What to work on:
Repeat the material below word for word and leave out all pictures.

::::::::::

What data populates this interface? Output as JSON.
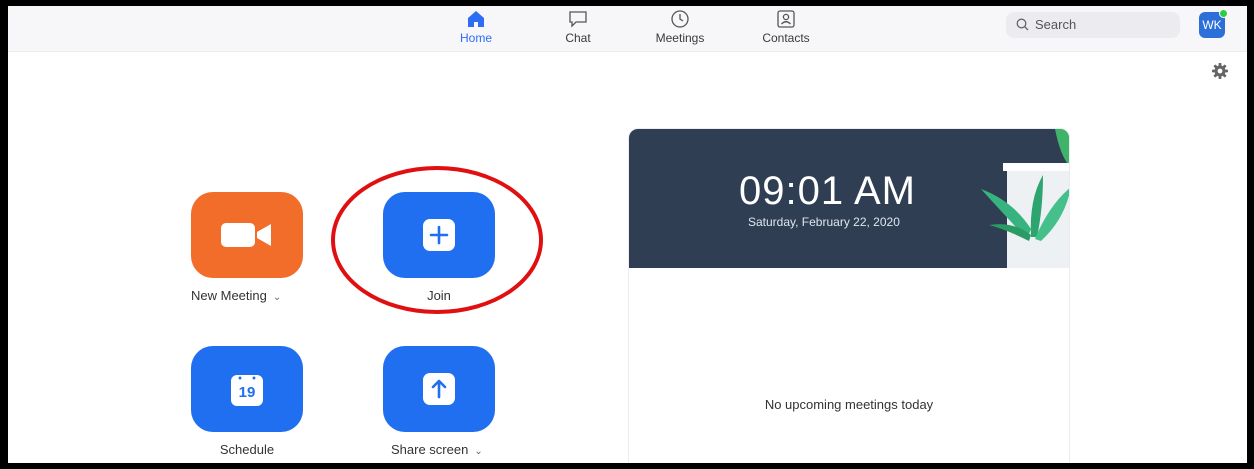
{
  "nav": {
    "tabs": [
      {
        "label": "Home",
        "icon": "home-icon",
        "active": true
      },
      {
        "label": "Chat",
        "icon": "chat-icon",
        "active": false
      },
      {
        "label": "Meetings",
        "icon": "clock-icon",
        "active": false
      },
      {
        "label": "Contacts",
        "icon": "contacts-icon",
        "active": false
      }
    ]
  },
  "search": {
    "placeholder": "Search"
  },
  "user": {
    "initials": "WK",
    "status_color": "#2ecc40"
  },
  "actions": {
    "new_meeting": {
      "label": "New Meeting",
      "color": "#f26d2a"
    },
    "join": {
      "label": "Join",
      "color": "#1f6ff0"
    },
    "schedule": {
      "label": "Schedule",
      "calendar_day": "19",
      "color": "#1f6ff0"
    },
    "share_screen": {
      "label": "Share screen",
      "color": "#1f6ff0"
    }
  },
  "calendar": {
    "time": "09:01 AM",
    "date": "Saturday, February 22, 2020",
    "empty_message": "No upcoming meetings today"
  },
  "colors": {
    "accent": "#2d6df6",
    "highlight_circle": "#e01010"
  }
}
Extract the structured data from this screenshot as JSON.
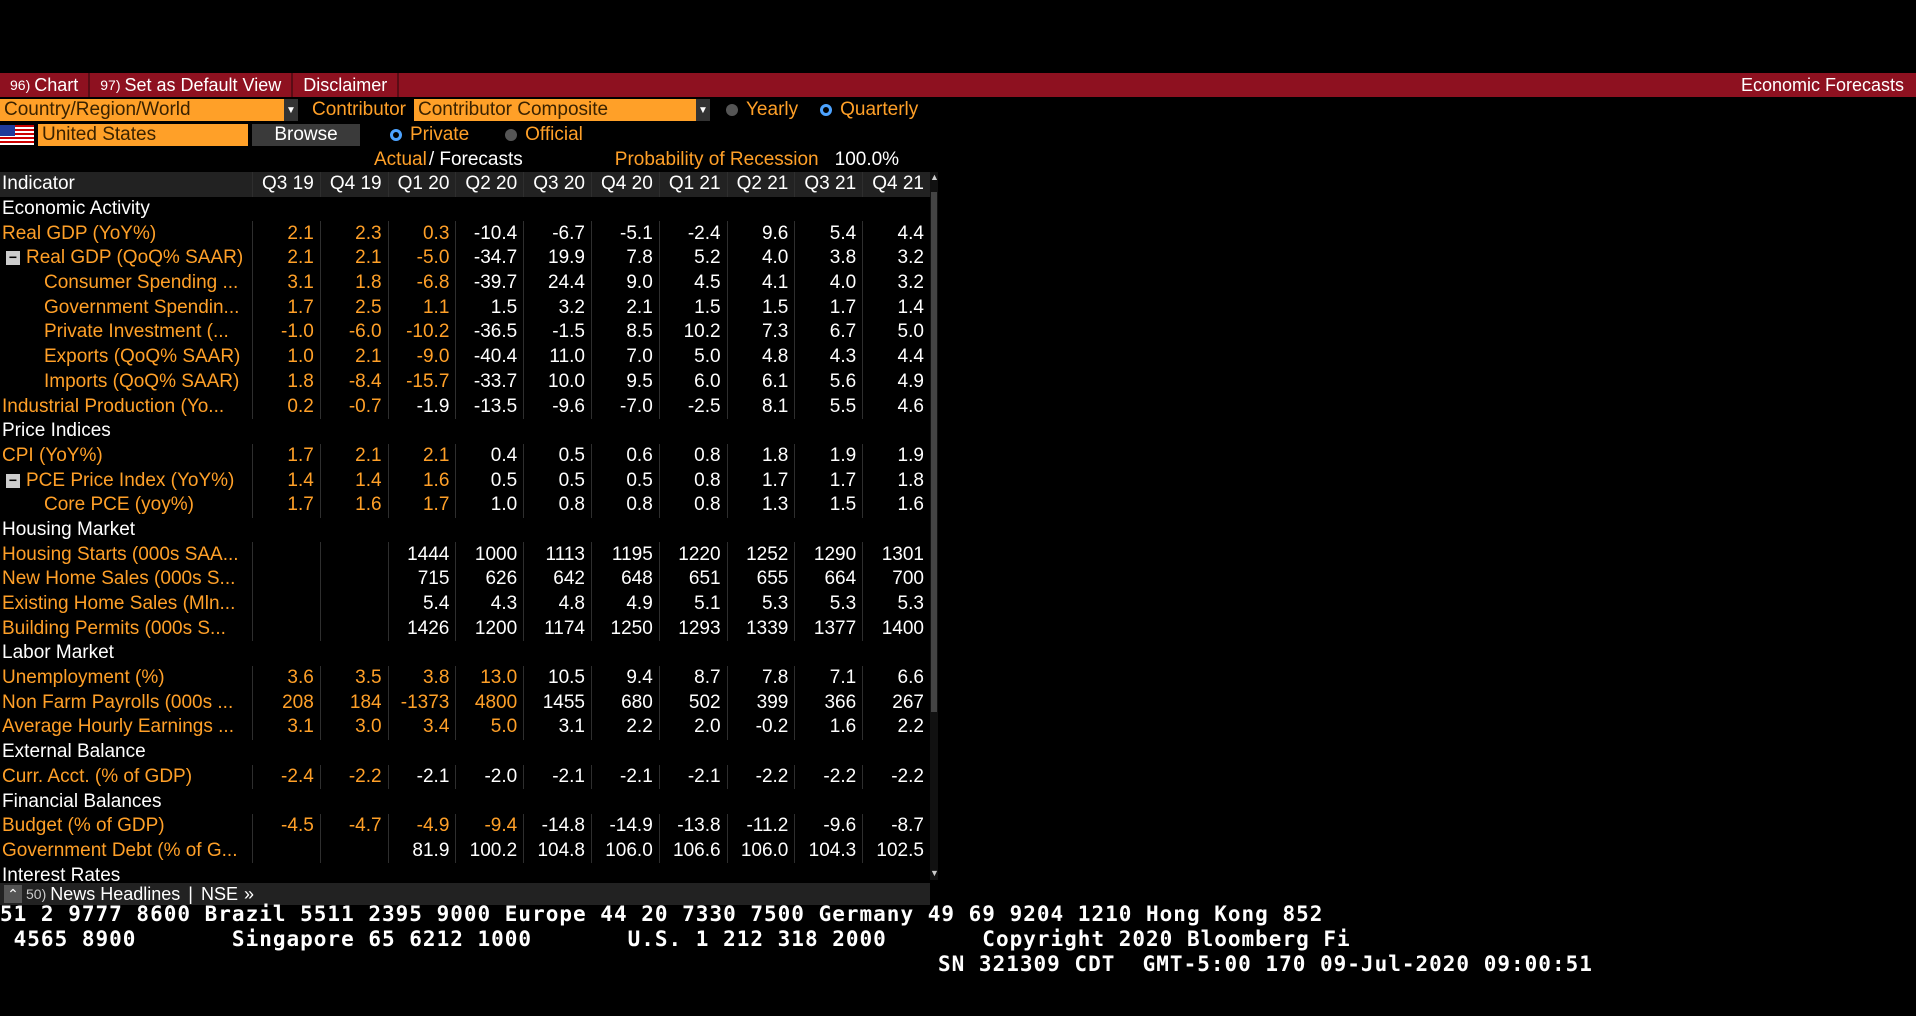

::::::::::

Answer to the exercise:
What data populates this interface? Output as JSON.
{
  "nav": {
    "tabs": [
      {
        "label": "Home",
        "icon": "home-icon",
        "active": true
      },
      {
        "label": "Chat",
        "icon": "chat-icon",
        "active": false
      },
      {
        "label": "Meetings",
        "icon": "clock-icon",
        "active": false
      },
      {
        "label": "Contacts",
        "icon": "contacts-icon",
        "active": false
      }
    ]
  },
  "search": {
    "placeholder": "Search"
  },
  "user": {
    "initials": "WK",
    "status_color": "#2ecc40"
  },
  "actions": {
    "new_meeting": {
      "label": "New Meeting",
      "color": "#f26d2a"
    },
    "join": {
      "label": "Join",
      "color": "#1f6ff0"
    },
    "schedule": {
      "label": "Schedule",
      "calendar_day": "19",
      "color": "#1f6ff0"
    },
    "share_screen": {
      "label": "Share screen",
      "color": "#1f6ff0"
    }
  },
  "calendar": {
    "time": "09:01 AM",
    "date": "Saturday, February 22, 2020",
    "empty_message": "No upcoming meetings today"
  },
  "colors": {
    "accent": "#2d6df6",
    "highlight_circle": "#e01010"
  }
}
Extract the structured data from this screenshot as JSON.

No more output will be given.